The input:

>>>>

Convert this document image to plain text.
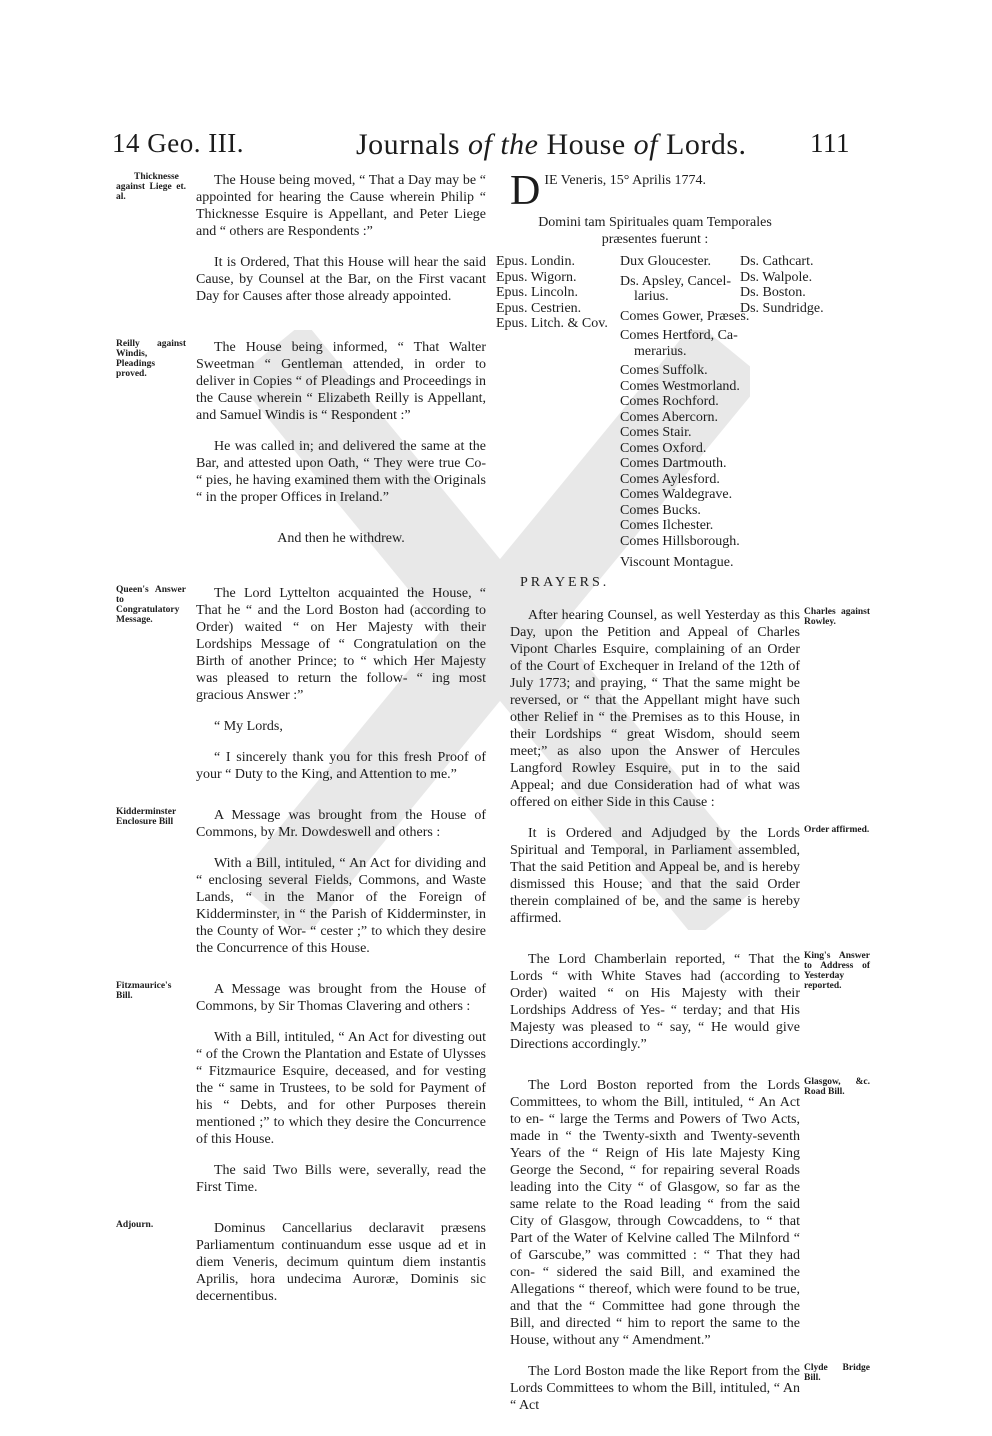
14 Geo. III.	Journals of the House of Lords. 111
Thicknesse against Liege et. al.

The House being moved, “ That a Day may be “ appointed for hearing the Cause wherein Philip “ Thicknesse Esquire is Appellant, and Peter Liege and “ others are Respondents :”

It is Ordered, That this House will hear the said Cause, by Counsel at the Bar, on the First vacant Day for Causes after those already appointed.

Reilly against Windis, Pleadings proved.

The House being informed, “ That Walter Sweetman “ Gentleman attended, in order to deliver in Copies “ of Pleadings and Proceedings in the Cause wherein “ Elizabeth Reilly is Appellant, and Samuel Windis is “ Respondent :”

He was called in; and delivered the same at the Bar, and attested upon Oath, “ They were true Co- “ pies, he having examined them with the Originals “ in the proper Offices in Ireland.”

And then he withdrew.

Queen's Answer to Congratulatory Message.

The Lord Lyttelton acquainted the House, “ That he “ and the Lord Boston had (according to Order) waited “ on Her Majesty with their Lordships Message of “ Congratulation on the Birth of another Prince; to “ which Her Majesty was pleased to return the follow- “ ing most gracious Answer :”

“ My Lords,

“ I sincerely thank you for this fresh Proof of your “ Duty to the King, and Attention to me.”

Kidderminster Enclosure Bill	A Message was brought from the House of Commons, by Mr. Dowdeswell and others :

With a Bill, intituled, “ An Act for dividing and “ enclosing several Fields, Commons, and Waste Lands, “ in the Manor of the Foreign of Kidderminster, in “ the Parish of Kidderminster, in the County of Wor- “ cester ;” to which they desire the Concurrence of this House.

Fitzmaurice's Bill.	A Message was brought from the House of Commons, by Sir Thomas Clavering and others :

With a Bill, intituled, “ An Act for divesting out “ of the Crown the Plantation and Estate of Ulysses “ Fitzmaurice Esquire, deceased, and for vesting the “ same in Trustees, to be sold for Payment of his “ Debts, and for other Purposes therein mentioned ;” to which they desire the Concurrence of this House.

The said Two Bills were, severally, read the First Time.

Adjourn.	Dominus Cancellarius declaravit præsens Parliamentum continuandum esse usque ad et in diem Veneris, decimum quintum diem instantis Aprilis, hora undecima Auroræ, Dominis sic decernentibus.

D IE Veneris, 15° Aprilis 1774.

Domini tam Spirituales quam Temporales præsentes fuerunt :

Epus. Londin.
Epus. Wigorn.
Epus. Lincoln.
Epus. Cestrien.
Epus. Litch. & Cov.
Dux Gloucester.
Ds. Apsley, Cancel-
larius.
Comes Gower, Præses.
Comes Hertford, Ca-
merarius.
Comes Suffolk.
Comes Westmorland.
Comes Rochford.
Comes Abercorn.
Comes Stair.
Comes Oxford.
Comes Dartmouth.
Comes Aylesford.
Comes Waldegrave.
Comes Bucks.
Comes Ilchester.
Comes Hillsborough.
Viscount Montague.
Ds. Cathcart.
Ds. Walpole.
Ds. Boston.
Ds. Sundridge.

PRAYERS.

Charles against Rowley.

After hearing Counsel, as well Yesterday as this Day, upon the Petition and Appeal of Charles Vipont Charles Esquire, complaining of an Order of the Court of Exchequer in Ireland of the 12th of July 1773; and praying, “ That the same might be reversed, or “ that the Appellant might have such other Relief in “ the Premises as to this House, in their Lordships “ great Wisdom, should seem meet;” as also upon the Answer of Hercules Langford Rowley Esquire, put in to the said Appeal; and due Consideration had of what was offered on either Side in this Cause :

Order affirmed.

It is Ordered and Adjudged by the Lords Spiritual and Temporal, in Parliament assembled, That the said Petition and Appeal be, and is hereby dismissed this House; and that the said Order therein complained of be, and the same is hereby affirmed.

King's Answer to Address of Yesterday reported.

The Lord Chamberlain reported, “ That the Lords “ with White Staves had (according to Order) waited “ on His Majesty with their Lordships Address of Yes- “ terday; and that His Majesty was pleased to “ say, “ He would give Directions accordingly.”

Glasgow, &c. Road Bill.

The Lord Boston reported from the Lords Committees, to whom the Bill, intituled, “ An Act to en- “ large the Terms and Powers of Two Acts, made in “ the Twenty-sixth and Twenty-seventh Years of the “ Reign of His late Majesty King George the Second, “ for repairing several Roads leading into the City “ of Glasgow, so far as the same relate to the Road leading “ from the said City of Glasgow, through Cowcaddens, to “ that Part of the Water of Kelvine called The Milnford “ of Garscube,” was committed : “ That they had con- “ sidered the said Bill, and examined the Allegations “ thereof, which were found to be true, and that the “ Committee had gone through the Bill, and directed “ him to report the same to the House, without any “ Amendment.”

Clyde Bridge Bill.

The Lord Boston made the like Report from the Lords Committees to whom the Bill, intituled, “ An “ Act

<<<<

Exercise description:
Write out the material above again, word for word, minus its pictures.

Task answer:
Convert this document image to plain text.
14 Geo. III.	Journals of the House of Lords. 111
Thicknesse against Liege et. al.

The House being moved, “ That a Day may be “ appointed for hearing the Cause wherein Philip “ Thicknesse Esquire is Appellant, and Peter Liege and “ others are Respondents :”

It is Ordered, That this House will hear the said Cause, by Counsel at the Bar, on the First vacant Day for Causes after those already appointed.

Reilly against Windis, Pleadings proved.

The House being informed, “ That Walter Sweetman “ Gentleman attended, in order to deliver in Copies “ of Pleadings and Proceedings in the Cause wherein “ Elizabeth Reilly is Appellant, and Samuel Windis is “ Respondent :”

He was called in; and delivered the same at the Bar, and attested upon Oath, “ They were true Co- “ pies, he having examined them with the Originals “ in the proper Offices in Ireland.”

And then he withdrew.

Queen's Answer to Congratulatory Message.

The Lord Lyttelton acquainted the House, “ That he “ and the Lord Boston had (according to Order) waited “ on Her Majesty with their Lordships Message of “ Congratulation on the Birth of another Prince; to “ which Her Majesty was pleased to return the follow- “ ing most gracious Answer :”

“ My Lords,

“ I sincerely thank you for this fresh Proof of your “ Duty to the King, and Attention to me.”

Kidderminster Enclosure Bill	A Message was brought from the House of Commons, by Mr. Dowdeswell and others :

With a Bill, intituled, “ An Act for dividing and “ enclosing several Fields, Commons, and Waste Lands, “ in the Manor of the Foreign of Kidderminster, in “ the Parish of Kidderminster, in the County of Wor- “ cester ;” to which they desire the Concurrence of this House.

Fitzmaurice's Bill.	A Message was brought from the House of Commons, by Sir Thomas Clavering and others :

With a Bill, intituled, “ An Act for divesting out “ of the Crown the Plantation and Estate of Ulysses “ Fitzmaurice Esquire, deceased, and for vesting the “ same in Trustees, to be sold for Payment of his “ Debts, and for other Purposes therein mentioned ;” to which they desire the Concurrence of this House.

The said Two Bills were, severally, read the First Time.

Adjourn.	Dominus Cancellarius declaravit præsens Parliamentum continuandum esse usque ad et in diem Veneris, decimum quintum diem instantis Aprilis, hora undecima Auroræ, Dominis sic decernentibus.

D IE Veneris, 15° Aprilis 1774.

Domini tam Spirituales quam Temporales præsentes fuerunt :

Epus. Londin.
Epus. Wigorn.
Epus. Lincoln.
Epus. Cestrien.
Epus. Litch. & Cov.
Dux Gloucester.
Ds. Apsley, Cancel-
larius.
Comes Gower, Præses.
Comes Hertford, Ca-
merarius.
Comes Suffolk.
Comes Westmorland.
Comes Rochford.
Comes Abercorn.
Comes Stair.
Comes Oxford.
Comes Dartmouth.
Comes Aylesford.
Comes Waldegrave.
Comes Bucks.
Comes Ilchester.
Comes Hillsborough.
Viscount Montague.
Ds. Cathcart.
Ds. Walpole.
Ds. Boston.
Ds. Sundridge.

PRAYERS.

Charles against Rowley.

After hearing Counsel, as well Yesterday as this Day, upon the Petition and Appeal of Charles Vipont Charles Esquire, complaining of an Order of the Court of Exchequer in Ireland of the 12th of July 1773; and praying, “ That the same might be reversed, or “ that the Appellant might have such other Relief in “ the Premises as to this House, in their Lordships “ great Wisdom, should seem meet;” as also upon the Answer of Hercules Langford Rowley Esquire, put in to the said Appeal; and due Consideration had of what was offered on either Side in this Cause :

Order affirmed.

It is Ordered and Adjudged by the Lords Spiritual and Temporal, in Parliament assembled, That the said Petition and Appeal be, and is hereby dismissed this House; and that the said Order therein complained of be, and the same is hereby affirmed.

King's Answer to Address of Yesterday reported.

The Lord Chamberlain reported, “ That the Lords “ with White Staves had (according to Order) waited “ on His Majesty with their Lordships Address of Yes- “ terday; and that His Majesty was pleased to “ say, “ He would give Directions accordingly.”

Glasgow, &c. Road Bill.

The Lord Boston reported from the Lords Committees, to whom the Bill, intituled, “ An Act to en- “ large the Terms and Powers of Two Acts, made in “ the Twenty-sixth and Twenty-seventh Years of the “ Reign of His late Majesty King George the Second, “ for repairing several Roads leading into the City “ of Glasgow, so far as the same relate to the Road leading “ from the said City of Glasgow, through Cowcaddens, to “ that Part of the Water of Kelvine called The Milnford “ of Garscube,” was committed : “ That they had con- “ sidered the said Bill, and examined the Allegations “ thereof, which were found to be true, and that the “ Committee had gone through the Bill, and directed “ him to report the same to the House, without any “ Amendment.”

Clyde Bridge Bill.

The Lord Boston made the like Report from the Lords Committees to whom the Bill, intituled, “ An “ Act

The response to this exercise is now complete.